Copy each line of the records that contains the word "электронного".

Items from a data source
##############################

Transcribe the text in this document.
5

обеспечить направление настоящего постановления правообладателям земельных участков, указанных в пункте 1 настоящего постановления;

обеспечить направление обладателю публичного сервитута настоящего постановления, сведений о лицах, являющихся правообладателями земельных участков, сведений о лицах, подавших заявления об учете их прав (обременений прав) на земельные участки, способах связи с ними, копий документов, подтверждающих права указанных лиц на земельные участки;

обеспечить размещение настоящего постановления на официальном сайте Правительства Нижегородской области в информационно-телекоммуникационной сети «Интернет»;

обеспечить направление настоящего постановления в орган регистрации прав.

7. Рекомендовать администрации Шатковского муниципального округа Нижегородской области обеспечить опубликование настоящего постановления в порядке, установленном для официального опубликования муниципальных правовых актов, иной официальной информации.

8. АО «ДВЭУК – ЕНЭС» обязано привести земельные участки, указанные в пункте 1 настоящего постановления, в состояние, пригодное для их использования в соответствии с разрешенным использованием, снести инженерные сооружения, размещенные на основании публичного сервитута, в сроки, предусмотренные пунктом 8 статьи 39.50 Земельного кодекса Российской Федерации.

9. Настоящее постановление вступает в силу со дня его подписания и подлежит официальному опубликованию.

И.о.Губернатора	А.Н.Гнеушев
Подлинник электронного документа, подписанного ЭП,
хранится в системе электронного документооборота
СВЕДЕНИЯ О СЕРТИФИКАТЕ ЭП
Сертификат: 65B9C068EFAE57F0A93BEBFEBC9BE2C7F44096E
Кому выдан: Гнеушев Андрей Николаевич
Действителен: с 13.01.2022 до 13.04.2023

##############################

• ANSWER FOR THE TASK:
Подлинник электронного документа, подписанного ЭП,
хранится в системе электронного документооборота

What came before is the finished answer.